* **Exercise aim**
Pick out every line of the entries below where "Spin" occurs, and copy those lines.

──────────────────────────────

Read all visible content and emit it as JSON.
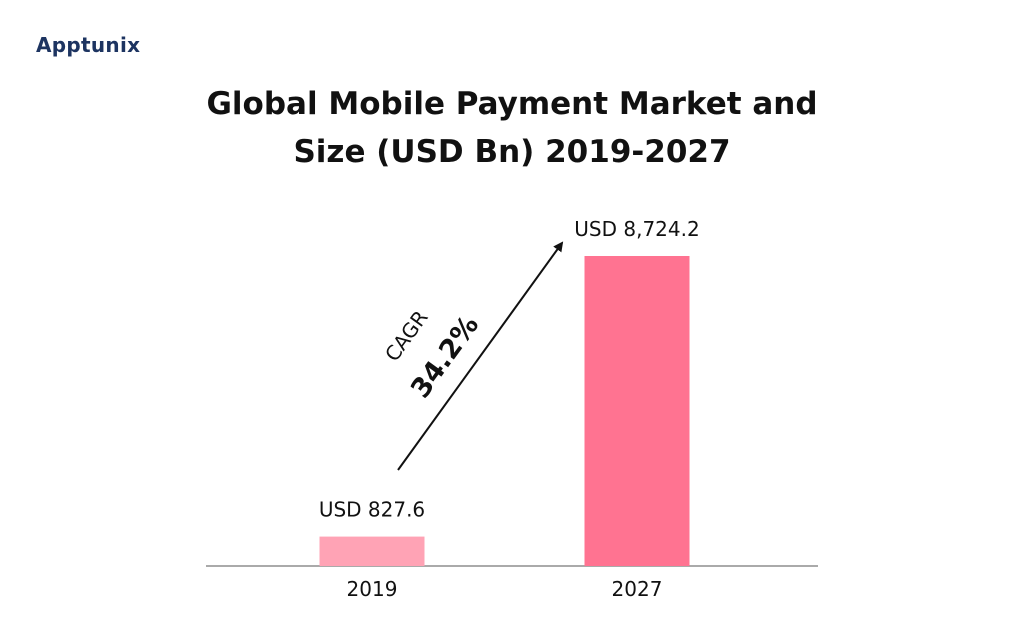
{
  "logo": "Apptunix",
  "chart_data": {
    "type": "bar",
    "title": "Global Mobile Payment Market and Size (USD Bn) 2019-2027",
    "categories": [
      "2019",
      "2027"
    ],
    "values": [
      827.6,
      8724.2
    ],
    "value_labels": [
      "USD 827.6",
      "USD 8,724.2"
    ],
    "colors": [
      "#ffa3b5",
      "#ff7391"
    ],
    "annotations": [
      "CAGR",
      "34.2%"
    ]
  }
}
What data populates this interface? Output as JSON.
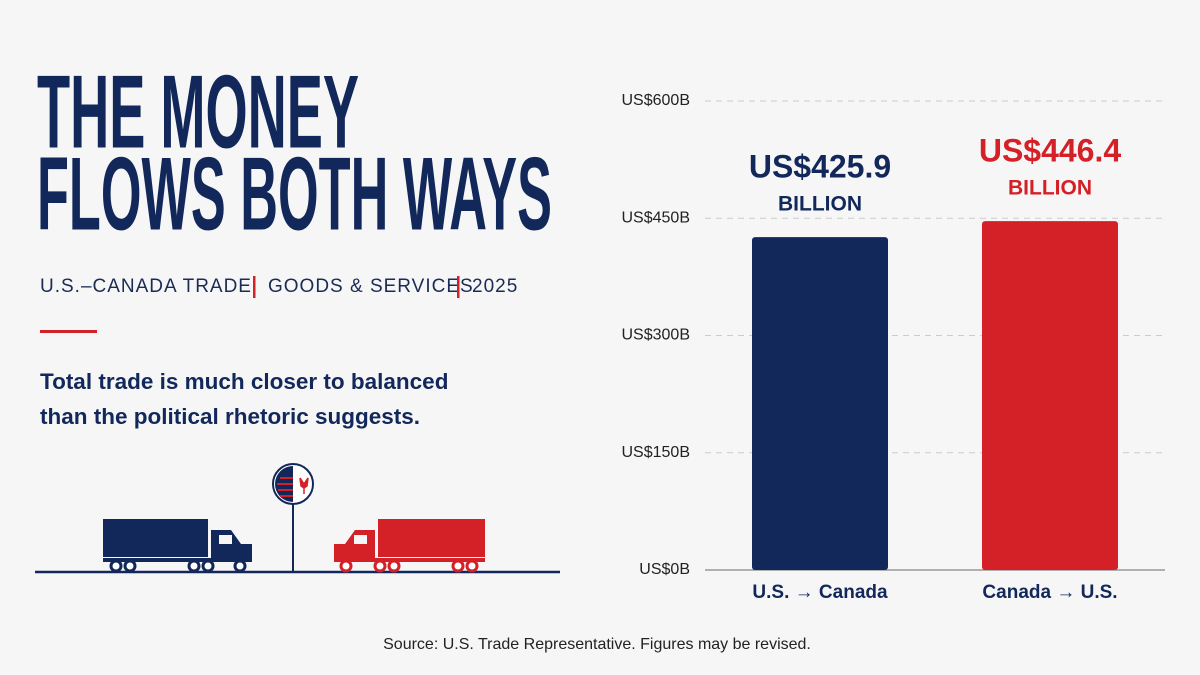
{
  "chart_data": {
    "type": "bar",
    "title": [
      "THE MONEY",
      "FLOWS BOTH WAYS"
    ],
    "subtitle": [
      "U.S.–CANADA TRADE",
      "GOODS & SERVICES",
      "2025"
    ],
    "description": "Total trade is much closer to balanced than the political rhetoric suggests.",
    "source": "Source: U.S. Trade Representative. Figures may be revised.",
    "categories": [
      "U.S. → Canada",
      "Canada → U.S."
    ],
    "values": [
      425.9,
      446.4
    ],
    "value_labels": [
      [
        "US$425.9",
        "BILLION"
      ],
      [
        "US$446.4",
        "BILLION"
      ]
    ],
    "colors": [
      "#13285a",
      "#d42027"
    ],
    "ylim": [
      0,
      600
    ],
    "yticks": [
      {
        "value": 0,
        "label": "US$0B"
      },
      {
        "value": 150,
        "label": "US$150B"
      },
      {
        "value": 300,
        "label": "US$300B"
      },
      {
        "value": 450,
        "label": "US$450B"
      },
      {
        "value": 600,
        "label": "US$600B"
      }
    ],
    "grid": true
  }
}
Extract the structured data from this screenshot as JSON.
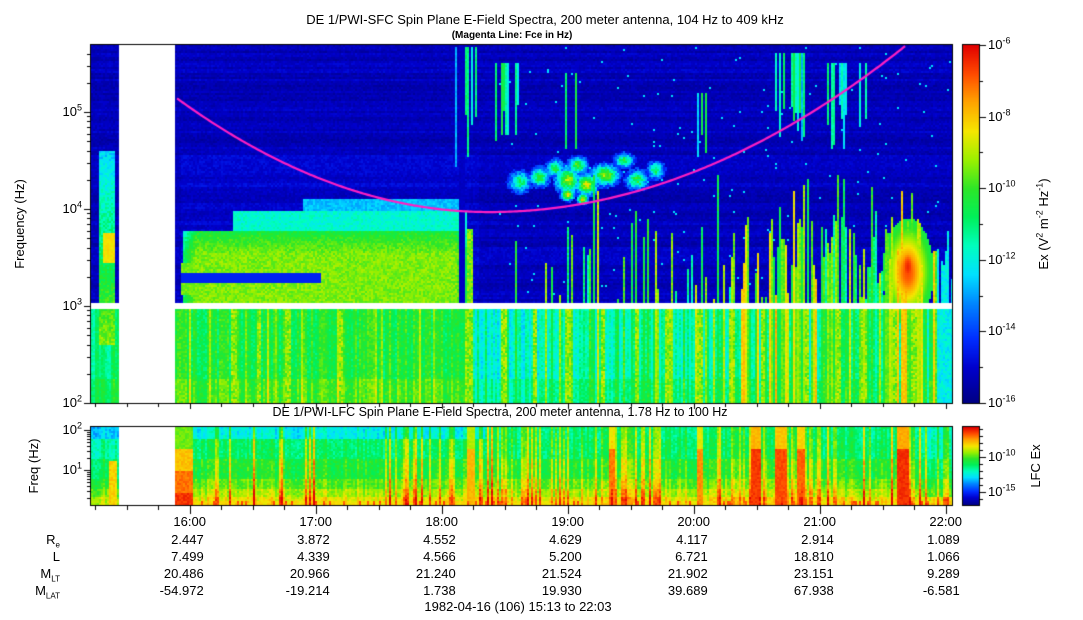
{
  "header": {
    "title": "DE 1/PWI-SFC  Spin Plane E-Field Spectra, 200 meter antenna, 104 Hz to 409 kHz",
    "subtitle": "(Magenta Line: Fce in Hz)"
  },
  "chart_data": [
    {
      "type": "heatmap",
      "id": "sfc",
      "instrument": "DE 1/PWI-SFC",
      "title": "DE 1/PWI-SFC  Spin Plane E-Field Spectra, 200 meter antenna, 104 Hz to 409 kHz",
      "subtitle": "(Magenta Line: Fce in Hz)",
      "ylabel": "Frequency (Hz)",
      "yscale": "log",
      "freq_range_hz": [
        104,
        409000
      ],
      "ytick_exponents": [
        5,
        4,
        3,
        2
      ],
      "time_start": "15:13",
      "time_end": "22:03",
      "colorbar": {
        "quantity_tokens": [
          [
            "t",
            "Ex (V"
          ],
          [
            "s",
            "2"
          ],
          [
            "t",
            " m"
          ],
          [
            "s",
            "-2"
          ],
          [
            "t",
            " Hz"
          ],
          [
            "s",
            "-1"
          ],
          [
            "t",
            ")"
          ]
        ],
        "tick_exponents": [
          -6,
          -8,
          -10,
          -12,
          -14,
          -16
        ],
        "units": "V2 m-2 Hz-1"
      },
      "magenta_line": {
        "meaning": "Fce in Hz",
        "start": {
          "t": 15.9,
          "f_hz": 138000
        },
        "min": {
          "t": 18.38,
          "f_hz": 9300
        },
        "end": {
          "t": 21.68,
          "f_hz": 480000
        }
      },
      "data_gap_hours": [
        15.433,
        15.883
      ],
      "white_band_hz": [
        920,
        1060
      ],
      "features": {
        "low_band_bright_cols_hours": [
          16.35,
          16.55,
          16.78,
          17.2,
          18.21,
          18.5,
          18.74,
          19.0,
          19.28,
          19.55,
          19.8,
          20.05,
          20.3,
          20.55,
          20.9,
          21.15,
          21.35,
          21.6,
          21.75
        ],
        "green_patch": {
          "t0": 15.93,
          "t1": 18.23,
          "L0": 3.0,
          "L1": 3.78
        },
        "fringe": {
          "t0": 16.35,
          "t1": 18.2,
          "L0": 3.78,
          "L1": 3.97
        },
        "upper_bump": {
          "t0": 16.9,
          "t1": 18.15,
          "L0": 3.97,
          "L1": 4.1
        },
        "dark_stripe": {
          "t0": 15.9,
          "t1": 17.05,
          "L0": 3.24,
          "L1": 3.34
        },
        "pre_gap_enhancement": {
          "t0": 15.275,
          "t1": 15.41,
          "L0": 2.6,
          "L1": 4.6,
          "core": {
            "t0": 15.31,
            "t1": 15.4,
            "L0": 3.45,
            "L1": 3.75
          }
        },
        "dark_column": {
          "t0": 18.145,
          "t1": 18.19
        },
        "bright_column": {
          "t0": 18.205,
          "t1": 18.245
        },
        "chorus_blobs": [
          {
            "t": 18.62,
            "L": 4.28,
            "rt": 0.08,
            "rL": 0.1,
            "v": 0.45
          },
          {
            "t": 18.78,
            "L": 4.33,
            "rt": 0.07,
            "rL": 0.09,
            "v": 0.52
          },
          {
            "t": 18.9,
            "L": 4.42,
            "rt": 0.06,
            "rL": 0.08,
            "v": 0.5
          },
          {
            "t": 19.0,
            "L": 4.3,
            "rt": 0.09,
            "rL": 0.12,
            "v": 0.62
          },
          {
            "t": 19.0,
            "L": 4.15,
            "rt": 0.05,
            "rL": 0.06,
            "v": 0.7
          },
          {
            "t": 19.08,
            "L": 4.45,
            "rt": 0.07,
            "rL": 0.08,
            "v": 0.55
          },
          {
            "t": 19.12,
            "L": 4.1,
            "rt": 0.04,
            "rL": 0.05,
            "v": 0.72
          },
          {
            "t": 19.15,
            "L": 4.25,
            "rt": 0.08,
            "rL": 0.1,
            "v": 0.66
          },
          {
            "t": 19.3,
            "L": 4.35,
            "rt": 0.1,
            "rL": 0.1,
            "v": 0.6
          },
          {
            "t": 19.45,
            "L": 4.5,
            "rt": 0.07,
            "rL": 0.07,
            "v": 0.48
          },
          {
            "t": 19.55,
            "L": 4.3,
            "rt": 0.08,
            "rL": 0.09,
            "v": 0.5
          },
          {
            "t": 19.7,
            "L": 4.4,
            "rt": 0.06,
            "rL": 0.08,
            "v": 0.45
          }
        ],
        "akr_clusters": [
          {
            "t0": 18.05,
            "t1": 18.28,
            "L0": 4.4,
            "L1": 5.66,
            "d": 0.5
          },
          {
            "t0": 18.4,
            "t1": 18.62,
            "L0": 4.7,
            "L1": 5.5,
            "d": 0.35
          },
          {
            "t0": 18.85,
            "t1": 19.1,
            "L0": 4.6,
            "L1": 5.4,
            "d": 0.25
          },
          {
            "t0": 19.9,
            "t1": 20.1,
            "L0": 4.5,
            "L1": 5.2,
            "d": 0.3
          },
          {
            "t0": 20.6,
            "t1": 20.9,
            "L0": 4.7,
            "L1": 5.6,
            "d": 0.35
          },
          {
            "t0": 21.05,
            "t1": 21.45,
            "L0": 4.6,
            "L1": 5.5,
            "d": 0.4
          }
        ],
        "forest": {
          "start_t": 18.3,
          "clusters": [
            [
              20.35,
              21.0
            ],
            [
              21.5,
              21.92
            ]
          ]
        },
        "orange_blob": {
          "t": 21.7,
          "L": 3.35,
          "rt": 0.14,
          "rL": 0.38
        },
        "cool_after_t": 21.93
      }
    },
    {
      "type": "heatmap",
      "id": "lfc",
      "instrument": "DE 1/PWI-LFC",
      "title": "DE 1/PWI-LFC  Spin Plane E-Field Spectra, 200 meter antenna, 1.78 Hz to 100 Hz",
      "ylabel": "Freq (Hz)",
      "yscale": "log",
      "freq_range_hz": [
        1.78,
        100
      ],
      "ytick_exponents": [
        2,
        1
      ],
      "colorbar": {
        "label": "LFC Ex",
        "tick_exponents": [
          -10,
          -15
        ]
      },
      "data_gap_hours": [
        15.433,
        15.883
      ],
      "features": {
        "burst": {
          "t0": 15.885,
          "t1": 16.03
        },
        "pre_gap_orange": {
          "t0": 15.355,
          "t1": 15.425,
          "Lmax": 1.25
        },
        "top_cyan_until_t": 18.35,
        "strong_columns": [
          {
            "t0": 18.2,
            "t1": 18.26,
            "v": 0.8
          },
          {
            "t0": 19.33,
            "t1": 19.38,
            "v": 0.86
          },
          {
            "t0": 20.02,
            "t1": 20.07,
            "v": 0.84
          },
          {
            "t0": 20.45,
            "t1": 20.54,
            "v": 0.92
          },
          {
            "t0": 20.65,
            "t1": 20.74,
            "v": 0.9
          },
          {
            "t0": 20.82,
            "t1": 20.88,
            "v": 0.88
          },
          {
            "t0": 21.62,
            "t1": 21.71,
            "v": 0.93
          }
        ],
        "cool_after_t": 21.85
      }
    }
  ],
  "time_axis": {
    "tick_labels": [
      "16:00",
      "17:00",
      "18:00",
      "19:00",
      "20:00",
      "21:00",
      "22:00"
    ],
    "tick_hours": [
      16,
      17,
      18,
      19,
      20,
      21,
      22
    ],
    "minor_interval_min": 15
  },
  "ephemeris": {
    "row_labels": [
      {
        "base": "R",
        "sub": "e"
      },
      {
        "base": "L",
        "sub": ""
      },
      {
        "base": "M",
        "sub": "LT"
      },
      {
        "base": "M",
        "sub": "LAT"
      }
    ],
    "rows": [
      {
        "name": "Re",
        "values": [
          "2.447",
          "3.872",
          "4.552",
          "4.629",
          "4.117",
          "2.914",
          "1.089"
        ]
      },
      {
        "name": "L",
        "values": [
          "7.499",
          "4.339",
          "4.566",
          "5.200",
          "6.721",
          "18.810",
          "1.066"
        ]
      },
      {
        "name": "MLT",
        "values": [
          "20.486",
          "20.966",
          "21.240",
          "21.524",
          "21.902",
          "23.151",
          "9.289"
        ]
      },
      {
        "name": "MLAT",
        "values": [
          "-54.972",
          "-19.214",
          "1.738",
          "19.930",
          "39.689",
          "67.938",
          "-6.581"
        ]
      }
    ]
  },
  "footer": {
    "date_line": "1982-04-16 (106) 15:13 to 22:03"
  }
}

──────────────────────────────

* **Result of the exercise**
    "title": "DE 1/PWI-SFC  Spin Plane E-Field Spectra, 200 meter antenna, 104 Hz to 409 kHz",
      "title": "DE 1/PWI-SFC  Spin Plane E-Field Spectra, 200 meter antenna, 104 Hz to 409 kHz",
      "title": "DE 1/PWI-LFC  Spin Plane E-Field Spectra, 200 meter antenna, 1.78 Hz to 100 Hz",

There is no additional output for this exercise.